** WORK TO BE COMPLETED **
Copy every line from the data below in which the string "Ctrl" can be found.

** Dataset items **
■ ■ ■ ■ ■ ■ ■

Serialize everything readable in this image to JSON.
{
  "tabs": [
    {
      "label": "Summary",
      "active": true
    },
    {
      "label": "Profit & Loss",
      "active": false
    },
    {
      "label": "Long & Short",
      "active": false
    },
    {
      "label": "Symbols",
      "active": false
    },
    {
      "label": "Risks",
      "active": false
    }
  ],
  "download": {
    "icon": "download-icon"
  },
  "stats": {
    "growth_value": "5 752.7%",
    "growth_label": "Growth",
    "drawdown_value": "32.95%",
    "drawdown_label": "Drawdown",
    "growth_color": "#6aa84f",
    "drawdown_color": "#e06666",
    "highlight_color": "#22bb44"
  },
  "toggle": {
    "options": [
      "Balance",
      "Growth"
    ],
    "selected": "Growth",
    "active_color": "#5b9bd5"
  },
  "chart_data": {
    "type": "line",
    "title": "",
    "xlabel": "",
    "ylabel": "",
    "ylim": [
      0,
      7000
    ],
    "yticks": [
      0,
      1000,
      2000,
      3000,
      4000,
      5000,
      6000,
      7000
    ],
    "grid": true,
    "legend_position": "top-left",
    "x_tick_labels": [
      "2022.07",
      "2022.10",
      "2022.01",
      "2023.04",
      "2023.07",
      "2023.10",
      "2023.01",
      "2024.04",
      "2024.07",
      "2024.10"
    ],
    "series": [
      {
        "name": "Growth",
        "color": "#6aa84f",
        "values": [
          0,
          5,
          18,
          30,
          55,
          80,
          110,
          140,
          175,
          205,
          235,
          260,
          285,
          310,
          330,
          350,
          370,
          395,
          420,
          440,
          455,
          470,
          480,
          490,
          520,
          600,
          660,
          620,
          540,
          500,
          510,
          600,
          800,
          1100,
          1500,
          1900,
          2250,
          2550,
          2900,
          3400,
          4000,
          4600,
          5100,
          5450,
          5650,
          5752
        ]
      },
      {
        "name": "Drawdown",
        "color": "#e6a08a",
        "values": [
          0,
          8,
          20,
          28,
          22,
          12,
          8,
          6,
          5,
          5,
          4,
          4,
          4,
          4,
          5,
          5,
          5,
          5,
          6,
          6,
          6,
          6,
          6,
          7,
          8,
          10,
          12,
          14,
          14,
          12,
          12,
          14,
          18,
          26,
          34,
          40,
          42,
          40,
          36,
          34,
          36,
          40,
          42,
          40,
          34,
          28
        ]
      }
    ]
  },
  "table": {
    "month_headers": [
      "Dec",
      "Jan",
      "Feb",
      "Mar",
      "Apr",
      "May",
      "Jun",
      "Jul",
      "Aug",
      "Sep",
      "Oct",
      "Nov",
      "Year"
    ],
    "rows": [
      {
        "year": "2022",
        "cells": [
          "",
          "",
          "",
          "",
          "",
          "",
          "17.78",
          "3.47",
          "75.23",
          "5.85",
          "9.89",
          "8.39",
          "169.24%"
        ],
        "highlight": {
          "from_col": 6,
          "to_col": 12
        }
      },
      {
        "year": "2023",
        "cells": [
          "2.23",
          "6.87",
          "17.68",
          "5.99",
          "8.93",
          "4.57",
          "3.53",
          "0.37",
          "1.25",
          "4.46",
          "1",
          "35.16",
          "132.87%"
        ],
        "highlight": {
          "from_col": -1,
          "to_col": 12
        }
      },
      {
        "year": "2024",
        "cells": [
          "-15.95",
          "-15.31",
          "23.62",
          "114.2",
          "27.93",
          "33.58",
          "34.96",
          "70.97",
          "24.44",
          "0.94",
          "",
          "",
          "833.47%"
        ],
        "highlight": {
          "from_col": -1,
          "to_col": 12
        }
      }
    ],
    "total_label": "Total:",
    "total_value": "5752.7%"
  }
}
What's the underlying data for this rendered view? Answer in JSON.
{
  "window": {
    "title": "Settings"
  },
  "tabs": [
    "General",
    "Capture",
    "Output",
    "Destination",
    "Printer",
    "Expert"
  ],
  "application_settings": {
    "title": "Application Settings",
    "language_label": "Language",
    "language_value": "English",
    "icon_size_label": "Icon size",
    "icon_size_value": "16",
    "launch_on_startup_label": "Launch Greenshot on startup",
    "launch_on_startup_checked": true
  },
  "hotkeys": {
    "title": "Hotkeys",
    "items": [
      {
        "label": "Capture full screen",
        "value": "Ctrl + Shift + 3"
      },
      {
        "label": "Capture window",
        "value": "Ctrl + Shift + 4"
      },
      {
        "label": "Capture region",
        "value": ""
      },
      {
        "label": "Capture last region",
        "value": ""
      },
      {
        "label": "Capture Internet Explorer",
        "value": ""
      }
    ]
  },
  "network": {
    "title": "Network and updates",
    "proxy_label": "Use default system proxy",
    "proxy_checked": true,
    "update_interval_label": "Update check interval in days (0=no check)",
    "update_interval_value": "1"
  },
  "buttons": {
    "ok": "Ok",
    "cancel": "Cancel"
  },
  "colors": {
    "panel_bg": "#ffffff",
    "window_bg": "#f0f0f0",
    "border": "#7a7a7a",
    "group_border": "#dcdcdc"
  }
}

■ ■ ■ ■ ■ ■ ■

** ANSWER TO THE PROBLEM **
        "value": "Ctrl + Shift + 3"
        "value": "Ctrl + Shift + 4"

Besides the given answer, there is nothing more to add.